Written request
Write out every record in full, exactly as written, please.

Data listing
::::::

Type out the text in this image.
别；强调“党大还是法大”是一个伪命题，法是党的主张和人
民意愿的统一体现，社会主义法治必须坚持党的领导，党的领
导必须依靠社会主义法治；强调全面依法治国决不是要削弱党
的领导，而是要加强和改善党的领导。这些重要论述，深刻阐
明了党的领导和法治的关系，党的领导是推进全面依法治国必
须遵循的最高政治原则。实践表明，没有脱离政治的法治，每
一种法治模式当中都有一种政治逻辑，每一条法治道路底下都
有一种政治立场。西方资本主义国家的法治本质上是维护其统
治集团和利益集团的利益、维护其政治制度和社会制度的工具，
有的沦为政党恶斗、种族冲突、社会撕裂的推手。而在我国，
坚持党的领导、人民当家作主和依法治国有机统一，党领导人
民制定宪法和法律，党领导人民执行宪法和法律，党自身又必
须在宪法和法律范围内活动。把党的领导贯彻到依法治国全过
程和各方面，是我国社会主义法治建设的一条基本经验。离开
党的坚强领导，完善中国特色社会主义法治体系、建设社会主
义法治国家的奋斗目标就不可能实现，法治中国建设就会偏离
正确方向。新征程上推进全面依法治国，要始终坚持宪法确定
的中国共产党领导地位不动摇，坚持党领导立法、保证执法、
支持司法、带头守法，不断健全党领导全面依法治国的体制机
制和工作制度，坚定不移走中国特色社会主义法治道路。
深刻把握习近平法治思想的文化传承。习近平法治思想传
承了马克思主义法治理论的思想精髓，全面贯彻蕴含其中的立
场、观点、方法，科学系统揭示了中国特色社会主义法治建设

::::::

Task result
Type out the text in this image.
别；强调“党大还是法大”是一个伪命题，法是党的主张和人
民意愿的统一体现，社会主义法治必须坚持党的领导，党的领
导必须依靠社会主义法治；强调全面依法治国决不是要削弱党
的领导，而是要加强和改善党的领导。这些重要论述，深刻阐
明了党的领导和法治的关系，党的领导是推进全面依法治国必
须遵循的最高政治原则。实践表明，没有脱离政治的法治，每
一种法治模式当中都有一种政治逻辑，每一条法治道路底下都
有一种政治立场。西方资本主义国家的法治本质上是维护其统
治集团和利益集团的利益、维护其政治制度和社会制度的工具，
有的沦为政党恶斗、种族冲突、社会撕裂的推手。而在我国，
坚持党的领导、人民当家作主和依法治国有机统一，党领导人
民制定宪法和法律，党领导人民执行宪法和法律，党自身又必
须在宪法和法律范围内活动。把党的领导贯彻到依法治国全过
程和各方面，是我国社会主义法治建设的一条基本经验。离开
党的坚强领导，完善中国特色社会主义法治体系、建设社会主
义法治国家的奋斗目标就不可能实现，法治中国建设就会偏离
正确方向。新征程上推进全面依法治国，要始终坚持宪法确定
的中国共产党领导地位不动摇，坚持党领导立法、保证执法、
支持司法、带头守法，不断健全党领导全面依法治国的体制机
制和工作制度，坚定不移走中国特色社会主义法治道路。
深刻把握习近平法治思想的文化传承。习近平法治思想传
承了马克思主义法治理论的思想精髓，全面贯彻蕴含其中的立
场、观点、方法，科学系统揭示了中国特色社会主义法治建设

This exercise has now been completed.